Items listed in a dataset
## Begin

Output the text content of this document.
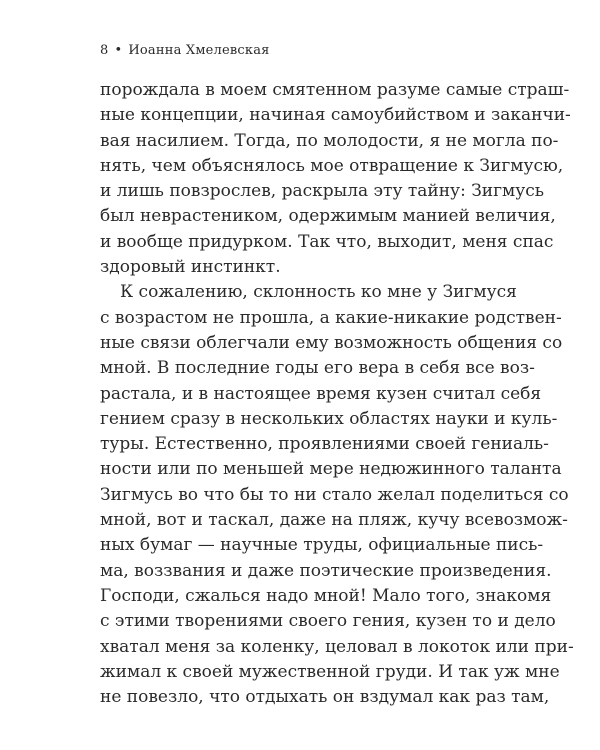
8 • Иоанна Хмелевская
порождала в моем смятенном разуме самые страш-
ные концепции, начиная самоубийством и заканчи-
вая насилием. Тогда, по молодости, я не могла по-
нять, чем объяснялось мое отвращение к Зигмусю,
и лишь повзрослев, раскрыла эту тайну: Зигмусь
был неврастеником, одержимым манией величия,
и вообще придурком. Так что, выходит, меня спас
здоровый инстинкт.
К сожалению, склонность ко мне у Зигмуся
с возрастом не прошла, а какие-никакие родствен-
ные связи облегчали ему возможность общения со
мной. В последние годы его вера в себя все воз-
растала, и в настоящее время кузен считал себя
гением сразу в нескольких областях науки и куль-
туры. Естественно, проявлениями своей гениаль-
ности или по меньшей мере недюжинного таланта
Зигмусь во что бы то ни стало желал поделиться со
мной, вот и таскал, даже на пляж, кучу всевозмож-
ных бумаг — научные труды, официальные пись-
ма, воззвания и даже поэтические произведения.
Господи, сжалься надо мной! Мало того, знакомя
с этими творениями своего гения, кузен то и дело
хватал меня за коленку, целовал в локоток или при-
жимал к своей мужественной груди. И так уж мне
не повезло, что отдыхать он вздумал как раз там,
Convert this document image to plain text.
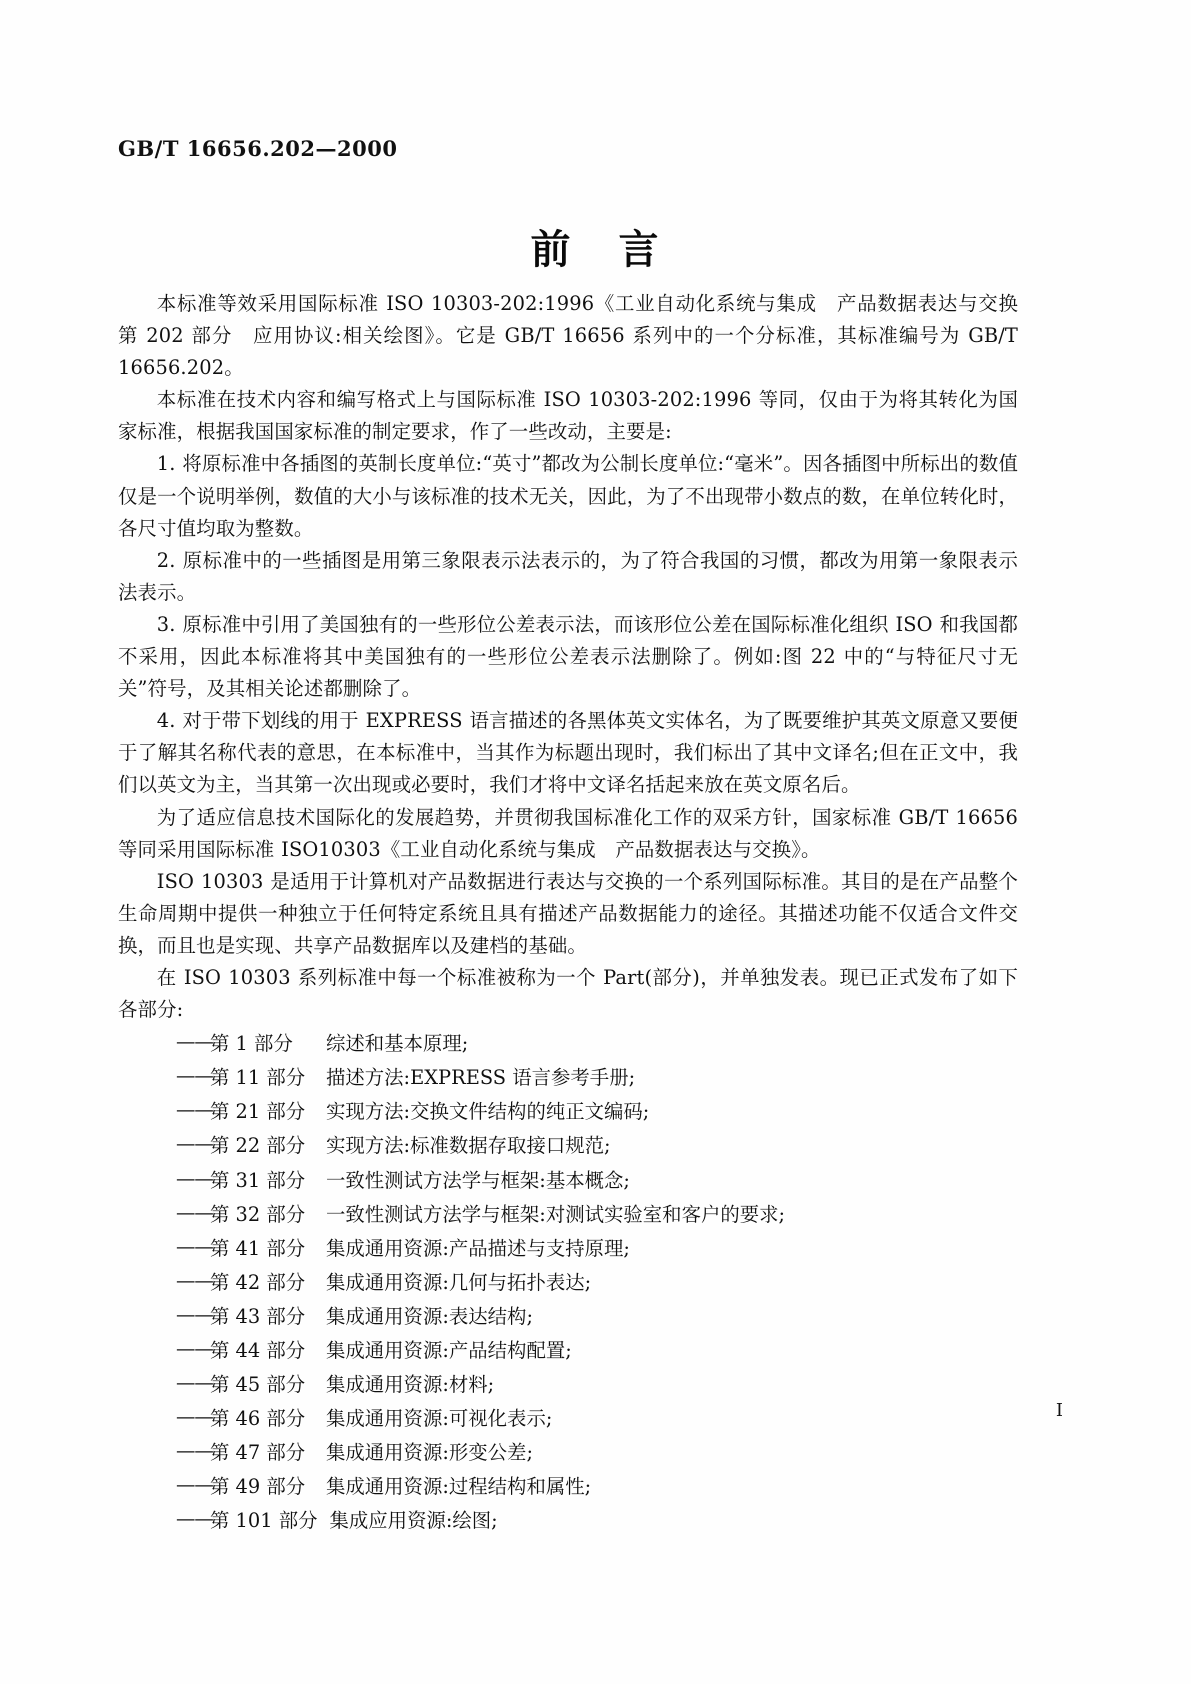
GB/T 16656.202—2000
前 言

本标准等效采用国际标准 ISO 10303-202:1996《工业自动化系统与集成　产品数据表达与交换　第 202 部分　应用协议:相关绘图》。它是 GB/T 16656 系列中的一个分标准，其标准编号为 GB/T 16656.202。

本标准在技术内容和编写格式上与国际标准 ISO 10303-202:1996 等同，仅由于为将其转化为国家标准，根据我国国家标准的制定要求，作了一些改动，主要是:

1. 将原标准中各插图的英制长度单位:“英寸”都改为公制长度单位:“毫米”。因各插图中所标出的数值仅是一个说明举例，数值的大小与该标准的技术无关，因此，为了不出现带小数点的数，在单位转化时，各尺寸值均取为整数。

2. 原标准中的一些插图是用第三象限表示法表示的，为了符合我国的习惯，都改为用第一象限表示法表示。

3. 原标准中引用了美国独有的一些形位公差表示法，而该形位公差在国际标准化组织 ISO 和我国都不采用，因此本标准将其中美国独有的一些形位公差表示法删除了。例如:图 22 中的“与特征尺寸无关”符号，及其相关论述都删除了。

4. 对于带下划线的用于 EXPRESS 语言描述的各黑体英文实体名，为了既要维护其英文原意又要便于了解其名称代表的意思，在本标准中，当其作为标题出现时，我们标出了其中文译名;但在正文中，我们以英文为主，当其第一次出现或必要时，我们才将中文译名括起来放在英文原名后。

为了适应信息技术国际化的发展趋势，并贯彻我国标准化工作的双采方针，国家标准 GB/T 16656 等同采用国际标准 ISO10303《工业自动化系统与集成　产品数据表达与交换》。

ISO 10303 是适用于计算机对产品数据进行表达与交换的一个系列国际标准。其目的是在产品整个生命周期中提供一种独立于任何特定系统且具有描述产品数据能力的途径。其描述功能不仅适合文件交换，而且也是实现、共享产品数据库以及建档的基础。

在 ISO 10303 系列标准中每一个标准被称为一个 Part(部分)，并单独发表。现已正式发布了如下各部分:

——第 1 部分 综述和基本原理;
——第 11 部分 描述方法:EXPRESS 语言参考手册;
——第 21 部分 实现方法:交换文件结构的纯正文编码;
——第 22 部分 实现方法:标准数据存取接口规范;
——第 31 部分 一致性测试方法学与框架:基本概念;
——第 32 部分 一致性测试方法学与框架:对测试实验室和客户的要求;
——第 41 部分 集成通用资源:产品描述与支持原理;
——第 42 部分 集成通用资源:几何与拓扑表达;
——第 43 部分 集成通用资源:表达结构;
——第 44 部分 集成通用资源:产品结构配置;
——第 45 部分 集成通用资源:材料;
——第 46 部分 集成通用资源:可视化表示;
——第 47 部分 集成通用资源:形变公差;
——第 49 部分 集成通用资源:过程结构和属性;
——第 101 部分 集成应用资源:绘图;
I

## End

- [EXERCISE TASK]:
Only a number is wanted: how many lines above include "мной"?

- [THE OUTPUT]:
3